WHAT YOU SHOULD DO
Would you return the complete listing below word for word?
--------------------
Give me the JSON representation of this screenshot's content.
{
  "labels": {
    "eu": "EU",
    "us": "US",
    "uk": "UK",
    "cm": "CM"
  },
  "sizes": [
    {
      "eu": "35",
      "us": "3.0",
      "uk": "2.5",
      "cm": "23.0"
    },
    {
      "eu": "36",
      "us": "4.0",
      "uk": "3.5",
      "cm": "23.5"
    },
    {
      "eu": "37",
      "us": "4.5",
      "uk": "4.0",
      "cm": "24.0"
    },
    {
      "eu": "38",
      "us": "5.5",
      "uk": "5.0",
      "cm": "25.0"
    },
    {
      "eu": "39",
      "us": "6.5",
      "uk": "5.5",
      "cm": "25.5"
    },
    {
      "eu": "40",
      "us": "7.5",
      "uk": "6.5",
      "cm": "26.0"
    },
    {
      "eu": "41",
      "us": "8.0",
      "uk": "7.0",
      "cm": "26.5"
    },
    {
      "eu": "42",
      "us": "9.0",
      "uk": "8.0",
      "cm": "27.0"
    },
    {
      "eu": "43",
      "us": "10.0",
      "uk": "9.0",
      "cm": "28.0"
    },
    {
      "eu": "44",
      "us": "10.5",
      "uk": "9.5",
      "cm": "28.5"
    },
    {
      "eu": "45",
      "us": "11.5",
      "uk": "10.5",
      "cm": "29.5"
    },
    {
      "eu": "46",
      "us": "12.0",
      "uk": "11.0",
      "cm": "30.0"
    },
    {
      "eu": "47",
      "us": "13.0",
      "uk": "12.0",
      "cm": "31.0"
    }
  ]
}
--------------------
RESULT FOR THIS EXERCISE
Give me the JSON representation of this screenshot's content.
{
  "labels": {
    "eu": "EU",
    "us": "US",
    "uk": "UK",
    "cm": "CM"
  },
  "sizes": [
    {
      "eu": "35",
      "us": "3.0",
      "uk": "2.5",
      "cm": "23.0"
    },
    {
      "eu": "36",
      "us": "4.0",
      "uk": "3.5",
      "cm": "23.5"
    },
    {
      "eu": "37",
      "us": "4.5",
      "uk": "4.0",
      "cm": "24.0"
    },
    {
      "eu": "38",
      "us": "5.5",
      "uk": "5.0",
      "cm": "25.0"
    },
    {
      "eu": "39",
      "us": "6.5",
      "uk": "5.5",
      "cm": "25.5"
    },
    {
      "eu": "40",
      "us": "7.5",
      "uk": "6.5",
      "cm": "26.0"
    },
    {
      "eu": "41",
      "us": "8.0",
      "uk": "7.0",
      "cm": "26.5"
    },
    {
      "eu": "42",
      "us": "9.0",
      "uk": "8.0",
      "cm": "27.0"
    },
    {
      "eu": "43",
      "us": "10.0",
      "uk": "9.0",
      "cm": "28.0"
    },
    {
      "eu": "44",
      "us": "10.5",
      "uk": "9.5",
      "cm": "28.5"
    },
    {
      "eu": "45",
      "us": "11.5",
      "uk": "10.5",
      "cm": "29.5"
    },
    {
      "eu": "46",
      "us": "12.0",
      "uk": "11.0",
      "cm": "30.0"
    },
    {
      "eu": "47",
      "us": "13.0",
      "uk": "12.0",
      "cm": "31.0"
    }
  ]
}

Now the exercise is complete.